══ Input rows ══

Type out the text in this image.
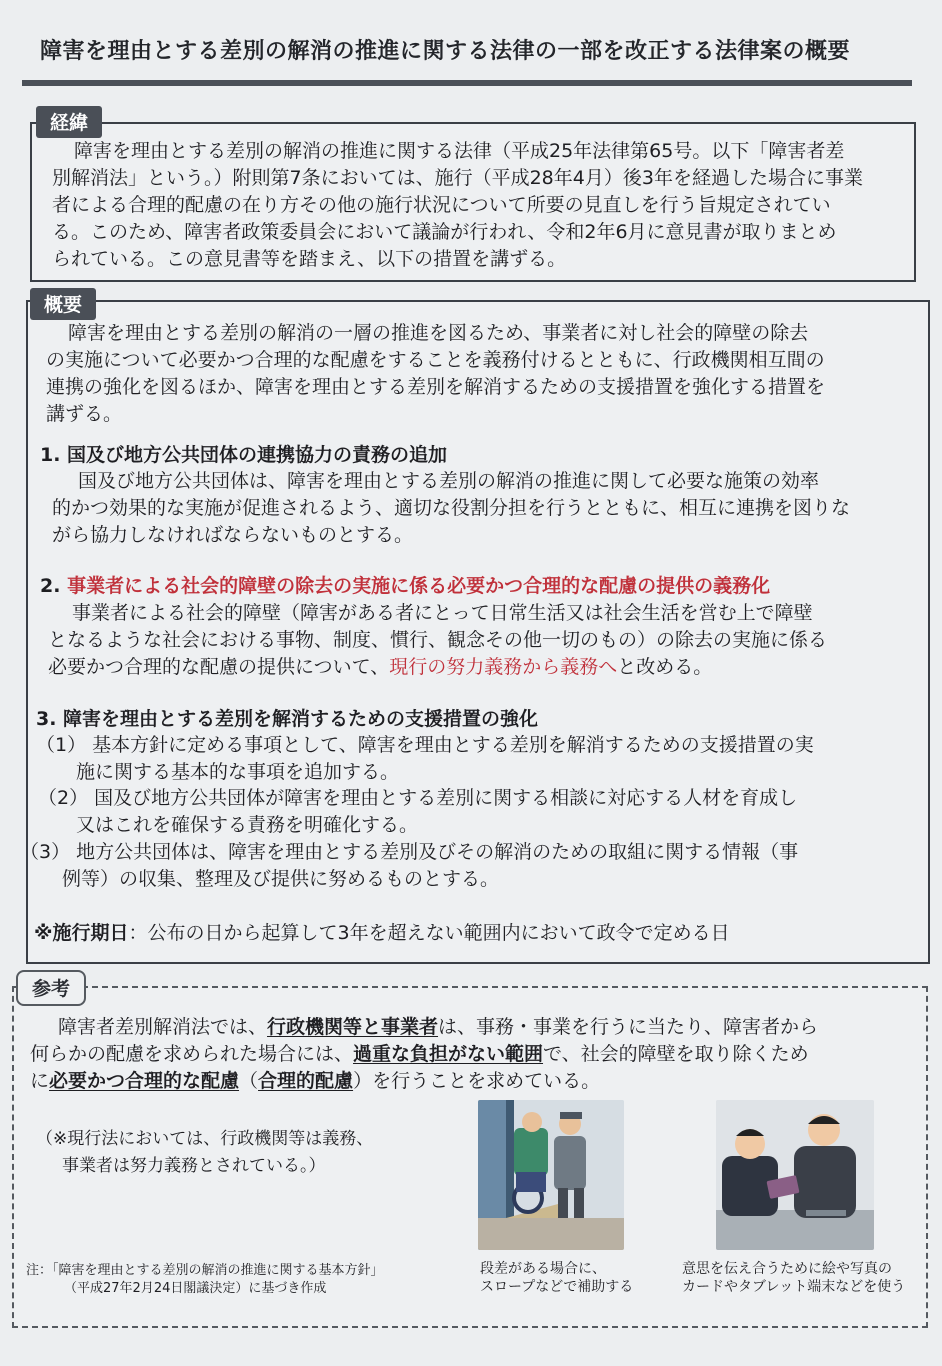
障害を理由とする差別の解消の推進に関する法律の一部を改正する法律案の概要
経緯
障害を理由とする差別の解消の推進に関する法律（平成25年法律第65号。以下「障害者差
別解消法」という。）附則第7条においては、施行（平成28年4月）後3年を経過した場合に事業
者による合理的配慮の在り方その他の施行状況について所要の見直しを行う旨規定されてい
る。このため、障害者政策委員会において議論が行われ、令和2年6月に意見書が取りまとめ
られている。この意見書等を踏まえ、以下の措置を講ずる。
概要
障害を理由とする差別の解消の一層の推進を図るため、事業者に対し社会的障壁の除去
の実施について必要かつ合理的な配慮をすることを義務付けるとともに、行政機関相互間の
連携の強化を図るほか、障害を理由とする差別を解消するための支援措置を強化する措置を
講ずる。
1. 国及び地方公共団体の連携協力の責務の追加
国及び地方公共団体は、障害を理由とする差別の解消の推進に関して必要な施策の効率
的かつ効果的な実施が促進されるよう、適切な役割分担を行うとともに、相互に連携を図りな
がら協力しなければならないものとする。
2. 事業者による社会的障壁の除去の実施に係る必要かつ合理的な配慮の提供の義務化
事業者による社会的障壁（障害がある者にとって日常生活又は社会生活を営む上で障壁
となるような社会における事物、制度、慣行、観念その他一切のもの）の除去の実施に係る
必要かつ合理的な配慮の提供について、現行の努力義務から義務へと改める。
3. 障害を理由とする差別を解消するための支援措置の強化
（1） 基本方針に定める事項として、障害を理由とする差別を解消するための支援措置の実
施に関する基本的な事項を追加する。
（2） 国及び地方公共団体が障害を理由とする差別に関する相談に対応する人材を育成し
又はこれを確保する責務を明確化する。
（3） 地方公共団体は、障害を理由とする差別及びその解消のための取組に関する情報（事
例等）の収集、整理及び提供に努めるものとする。
※施行期日：公布の日から起算して3年を超えない範囲内において政令で定める日
参考
障害者差別解消法では、行政機関等と事業者は、事務・事業を行うに当たり、障害者から
何らかの配慮を求められた場合には、過重な負担がない範囲で、社会的障壁を取り除くため
に必要かつ合理的な配慮（合理的配慮）を行うことを求めている。
（※現行法においては、行政機関等は義務、
事業者は努力義務とされている。）
注：「障害を理由とする差別の解消の推進に関する基本方針」
（平成27年2月24日閣議決定）に基づき作成
段差がある場合に、
スロープなどで補助する
意思を伝え合うために絵や写真の
カードやタブレット端末などを使う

═══

> Task instructions
Output the entries above exactly, without their pictures.

> Answer
Type out the text in this image.
障害を理由とする差別の解消の推進に関する法律の一部を改正する法律案の概要
経緯
障害を理由とする差別の解消の推進に関する法律（平成25年法律第65号。以下「障害者差
別解消法」という。）附則第7条においては、施行（平成28年4月）後3年を経過した場合に事業
者による合理的配慮の在り方その他の施行状況について所要の見直しを行う旨規定されてい
る。このため、障害者政策委員会において議論が行われ、令和2年6月に意見書が取りまとめ
られている。この意見書等を踏まえ、以下の措置を講ずる。
概要
障害を理由とする差別の解消の一層の推進を図るため、事業者に対し社会的障壁の除去
の実施について必要かつ合理的な配慮をすることを義務付けるとともに、行政機関相互間の
連携の強化を図るほか、障害を理由とする差別を解消するための支援措置を強化する措置を
講ずる。
1. 国及び地方公共団体の連携協力の責務の追加
国及び地方公共団体は、障害を理由とする差別の解消の推進に関して必要な施策の効率
的かつ効果的な実施が促進されるよう、適切な役割分担を行うとともに、相互に連携を図りな
がら協力しなければならないものとする。
2. 事業者による社会的障壁の除去の実施に係る必要かつ合理的な配慮の提供の義務化
事業者による社会的障壁（障害がある者にとって日常生活又は社会生活を営む上で障壁
となるような社会における事物、制度、慣行、観念その他一切のもの）の除去の実施に係る
必要かつ合理的な配慮の提供について、現行の努力義務から義務へと改める。
3. 障害を理由とする差別を解消するための支援措置の強化
（1） 基本方針に定める事項として、障害を理由とする差別を解消するための支援措置の実
施に関する基本的な事項を追加する。
（2） 国及び地方公共団体が障害を理由とする差別に関する相談に対応する人材を育成し
又はこれを確保する責務を明確化する。
（3） 地方公共団体は、障害を理由とする差別及びその解消のための取組に関する情報（事
例等）の収集、整理及び提供に努めるものとする。
※施行期日：公布の日から起算して3年を超えない範囲内において政令で定める日
参考
障害者差別解消法では、行政機関等と事業者は、事務・事業を行うに当たり、障害者から
何らかの配慮を求められた場合には、過重な負担がない範囲で、社会的障壁を取り除くため
に必要かつ合理的な配慮（合理的配慮）を行うことを求めている。
（※現行法においては、行政機関等は義務、
事業者は努力義務とされている。）
注：「障害を理由とする差別の解消の推進に関する基本方針」
（平成27年2月24日閣議決定）に基づき作成
段差がある場合に、
スロープなどで補助する
意思を伝え合うために絵や写真の
カードやタブレット端末などを使う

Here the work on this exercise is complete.